— start of DATA SHOWN —

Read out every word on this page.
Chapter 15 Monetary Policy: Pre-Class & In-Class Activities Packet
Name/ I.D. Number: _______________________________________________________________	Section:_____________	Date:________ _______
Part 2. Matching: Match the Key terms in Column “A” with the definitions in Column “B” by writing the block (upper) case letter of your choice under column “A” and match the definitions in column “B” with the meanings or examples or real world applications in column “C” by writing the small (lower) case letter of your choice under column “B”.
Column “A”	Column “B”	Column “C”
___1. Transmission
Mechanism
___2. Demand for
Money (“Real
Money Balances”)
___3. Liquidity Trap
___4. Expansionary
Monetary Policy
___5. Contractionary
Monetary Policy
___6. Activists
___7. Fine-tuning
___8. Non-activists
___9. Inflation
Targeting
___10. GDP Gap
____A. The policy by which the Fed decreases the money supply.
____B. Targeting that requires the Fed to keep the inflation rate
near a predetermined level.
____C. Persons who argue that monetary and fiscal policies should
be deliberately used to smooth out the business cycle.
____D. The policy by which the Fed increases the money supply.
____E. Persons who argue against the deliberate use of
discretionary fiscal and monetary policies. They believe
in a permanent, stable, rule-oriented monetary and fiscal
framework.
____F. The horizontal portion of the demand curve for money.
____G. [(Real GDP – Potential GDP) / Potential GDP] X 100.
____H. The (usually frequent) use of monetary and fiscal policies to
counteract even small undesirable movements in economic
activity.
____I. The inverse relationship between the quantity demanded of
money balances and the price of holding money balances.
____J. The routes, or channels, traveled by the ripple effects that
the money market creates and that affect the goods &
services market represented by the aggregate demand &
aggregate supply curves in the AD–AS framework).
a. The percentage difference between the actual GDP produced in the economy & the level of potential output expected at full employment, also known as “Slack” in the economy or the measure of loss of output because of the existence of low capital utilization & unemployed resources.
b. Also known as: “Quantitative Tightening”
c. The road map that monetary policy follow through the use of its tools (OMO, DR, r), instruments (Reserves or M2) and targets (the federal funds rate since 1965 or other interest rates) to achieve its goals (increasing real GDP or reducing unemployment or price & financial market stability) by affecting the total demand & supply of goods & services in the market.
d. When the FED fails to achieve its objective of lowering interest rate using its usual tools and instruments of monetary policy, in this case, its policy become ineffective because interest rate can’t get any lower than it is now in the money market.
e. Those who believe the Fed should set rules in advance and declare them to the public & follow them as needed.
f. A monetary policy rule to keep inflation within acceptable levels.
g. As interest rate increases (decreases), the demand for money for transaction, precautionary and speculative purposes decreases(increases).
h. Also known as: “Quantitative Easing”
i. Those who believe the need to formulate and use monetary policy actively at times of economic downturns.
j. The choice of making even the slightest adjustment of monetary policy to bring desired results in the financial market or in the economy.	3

— end of DATA SHOWN —

- _PROBLEM DESCRIPTION_
Can you reproduce all the material exactly?

- _RESPONSE TO THIS EXERCISE_
Read out every word on this page.
Chapter 15 Monetary Policy: Pre-Class & In-Class Activities Packet
Name/ I.D. Number: _______________________________________________________________	Section:_____________	Date:________ _______
Part 2. Matching: Match the Key terms in Column “A” with the definitions in Column “B” by writing the block (upper) case letter of your choice under column “A” and match the definitions in column “B” with the meanings or examples or real world applications in column “C” by writing the small (lower) case letter of your choice under column “B”.
Column “A”	Column “B”	Column “C”
___1. Transmission
Mechanism
___2. Demand for
Money (“Real
Money Balances”)
___3. Liquidity Trap
___4. Expansionary
Monetary Policy
___5. Contractionary
Monetary Policy
___6. Activists
___7. Fine-tuning
___8. Non-activists
___9. Inflation
Targeting
___10. GDP Gap
____A. The policy by which the Fed decreases the money supply.
____B. Targeting that requires the Fed to keep the inflation rate
near a predetermined level.
____C. Persons who argue that monetary and fiscal policies should
be deliberately used to smooth out the business cycle.
____D. The policy by which the Fed increases the money supply.
____E. Persons who argue against the deliberate use of
discretionary fiscal and monetary policies. They believe
in a permanent, stable, rule-oriented monetary and fiscal
framework.
____F. The horizontal portion of the demand curve for money.
____G. [(Real GDP – Potential GDP) / Potential GDP] X 100.
____H. The (usually frequent) use of monetary and fiscal policies to
counteract even small undesirable movements in economic
activity.
____I. The inverse relationship between the quantity demanded of
money balances and the price of holding money balances.
____J. The routes, or channels, traveled by the ripple effects that
the money market creates and that affect the goods &
services market represented by the aggregate demand &
aggregate supply curves in the AD–AS framework).
a. The percentage difference between the actual GDP produced in the economy & the level of potential output expected at full employment, also known as “Slack” in the economy or the measure of loss of output because of the existence of low capital utilization & unemployed resources.
b. Also known as: “Quantitative Tightening”
c. The road map that monetary policy follow through the use of its tools (OMO, DR, r), instruments (Reserves or M2) and targets (the federal funds rate since 1965 or other interest rates) to achieve its goals (increasing real GDP or reducing unemployment or price & financial market stability) by affecting the total demand & supply of goods & services in the market.
d. When the FED fails to achieve its objective of lowering interest rate using its usual tools and instruments of monetary policy, in this case, its policy become ineffective because interest rate can’t get any lower than it is now in the money market.
e. Those who believe the Fed should set rules in advance and declare them to the public & follow them as needed.
f. A monetary policy rule to keep inflation within acceptable levels.
g. As interest rate increases (decreases), the demand for money for transaction, precautionary and speculative purposes decreases(increases).
h. Also known as: “Quantitative Easing”
i. Those who believe the need to formulate and use monetary policy actively at times of economic downturns.
j. The choice of making even the slightest adjustment of monetary policy to bring desired results in the financial market or in the economy.	3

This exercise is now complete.